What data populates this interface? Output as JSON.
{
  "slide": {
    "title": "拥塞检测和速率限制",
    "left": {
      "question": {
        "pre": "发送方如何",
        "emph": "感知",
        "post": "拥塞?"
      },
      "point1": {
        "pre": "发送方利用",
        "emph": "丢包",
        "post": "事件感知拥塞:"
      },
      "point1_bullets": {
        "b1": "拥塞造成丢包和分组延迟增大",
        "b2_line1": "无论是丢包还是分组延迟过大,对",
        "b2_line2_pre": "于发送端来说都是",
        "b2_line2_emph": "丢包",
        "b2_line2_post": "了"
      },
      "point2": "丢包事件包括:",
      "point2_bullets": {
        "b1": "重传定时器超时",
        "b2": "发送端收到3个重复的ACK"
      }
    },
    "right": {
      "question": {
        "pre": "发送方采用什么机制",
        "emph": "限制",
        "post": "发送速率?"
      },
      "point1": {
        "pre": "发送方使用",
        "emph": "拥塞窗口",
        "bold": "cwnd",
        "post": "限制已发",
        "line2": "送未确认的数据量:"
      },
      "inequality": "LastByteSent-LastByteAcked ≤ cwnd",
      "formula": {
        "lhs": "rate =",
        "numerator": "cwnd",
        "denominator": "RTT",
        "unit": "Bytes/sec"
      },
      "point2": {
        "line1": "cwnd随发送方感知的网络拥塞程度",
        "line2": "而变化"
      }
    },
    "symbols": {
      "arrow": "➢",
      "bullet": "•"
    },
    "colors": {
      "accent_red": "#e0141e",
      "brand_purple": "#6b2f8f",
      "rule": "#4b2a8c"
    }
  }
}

• • • • •

--- OBJECTIVE ---
Every line of the data above should be reproduced word for word.

--- FULL SOLUTION ---
What data populates this interface? Output as JSON.
{
  "slide": {
    "title": "拥塞检测和速率限制",
    "left": {
      "question": {
        "pre": "发送方如何",
        "emph": "感知",
        "post": "拥塞?"
      },
      "point1": {
        "pre": "发送方利用",
        "emph": "丢包",
        "post": "事件感知拥塞:"
      },
      "point1_bullets": {
        "b1": "拥塞造成丢包和分组延迟增大",
        "b2_line1": "无论是丢包还是分组延迟过大,对",
        "b2_line2_pre": "于发送端来说都是",
        "b2_line2_emph": "丢包",
        "b2_line2_post": "了"
      },
      "point2": "丢包事件包括:",
      "point2_bullets": {
        "b1": "重传定时器超时",
        "b2": "发送端收到3个重复的ACK"
      }
    },
    "right": {
      "question": {
        "pre": "发送方采用什么机制",
        "emph": "限制",
        "post": "发送速率?"
      },
      "point1": {
        "pre": "发送方使用",
        "emph": "拥塞窗口",
        "bold": "cwnd",
        "post": "限制已发",
        "line2": "送未确认的数据量:"
      },
      "inequality": "LastByteSent-LastByteAcked ≤ cwnd",
      "formula": {
        "lhs": "rate =",
        "numerator": "cwnd",
        "denominator": "RTT",
        "unit": "Bytes/sec"
      },
      "point2": {
        "line1": "cwnd随发送方感知的网络拥塞程度",
        "line2": "而变化"
      }
    },
    "symbols": {
      "arrow": "➢",
      "bullet": "•"
    },
    "colors": {
      "accent_red": "#e0141e",
      "brand_purple": "#6b2f8f",
      "rule": "#4b2a8c"
    }
  }
}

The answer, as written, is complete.